• AUSGANGSTEXT:
..........
Die "überzogen günstigen Annahmen" dabei: Der Biomasse-Einsatz müsste verdreifacht und dafür - neben einem Holzeinschlag von 3 Millionen Festmeter pro Jahr - ein gutes Fünftel der heimischen Agrarnutzfläche herangezogen werden; an die 1000 zusätzliche Windräder müssten Strom liefern - auch an nicht mehr ganz optimalen Standorten wie etwa dem niederösterreichischen Weinviertel. Und schließlich: An die 750 Megawatt Leistung müssten zusätzlich aus Wasserkraft kommen - das wären zahlreiche kleinere und "wohl doch auch ein etwas größeres Donaukraftwerk".
"Man muss auch über Wasserkraft reden"
..........
• BEREITGESTELLTES MATERIAL:
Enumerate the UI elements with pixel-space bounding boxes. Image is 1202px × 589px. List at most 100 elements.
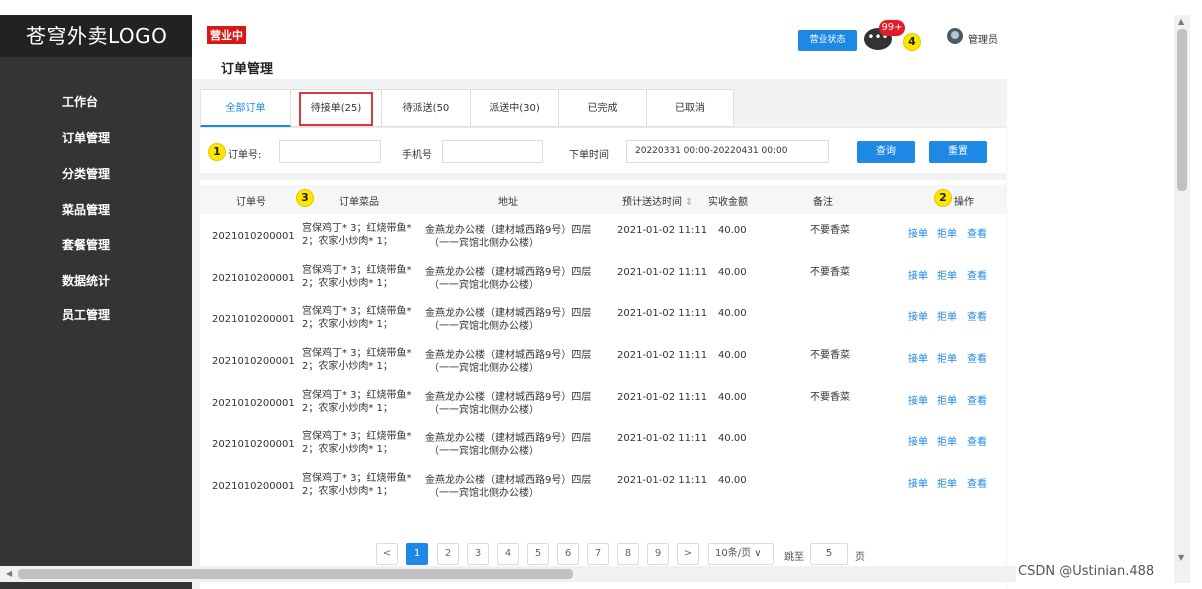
..........
• ZIELE:
a) Führe alle Mengenangaben aus dem Ausgangstext auf, die in Ziffern geschrieben sind, jeweils mit dem Wort oder den Wörtern, die direkt danach folgen.
b) Schreibe den Ausgangstext über den Ausbau erneuerbarer Energien weiter, und zwar im Anschluss an die Zwischenüberschrift am Ende.

• ERGEBNISSE:
a)
- 3 Millionen Festmeter pro Jahr
- 1000 zusätzliche Windräder
- 750 Megawatt Leistung

b)
"Wenn über erneuerbare Energien geredet wird, dann wird man wohl auch über die Wasserkraft reden müssen", meint man bei der E-Control angesichts der Vorarbeiten für eine neuerliche Novelle des Ökostromgesetzes und der beginnenden Expertengespräche zu den so genannten "Burden Sharing"-Verhandlungen zur Erreichung der EU-Energie- und CO 2 -Ziele.
Nach Ansicht des Regulators, der im Übrigen von weiter steigendem Energiebedarf überzeugt ist - "fünf Prozent mehr Wirtschaftsleistung sind nicht darstellbar mit drei Prozent weniger Energie" - müsste die Politik hauptsächlich bei der Energieeffizienz und der Dämpfung des Verbrauchswachstums ansetzen. Im aktuellen politischen Prozess seien aber die "Lobbyisten einflussreicher als die Zahler", bedauert Boltz.
Die Stromkonsumenten müssten die Förderungen für Wind und Biomasse mit ihrer Elektrizitätsrechnung mitzahlen - gut 35 Euro sind es pro Jahr im Schnitt pro Haushalt, mehr als 4 Mrd. Euro insgesamt bis 2022. "Das Energiesparen selbst hat aber leider bisher keine Lobby".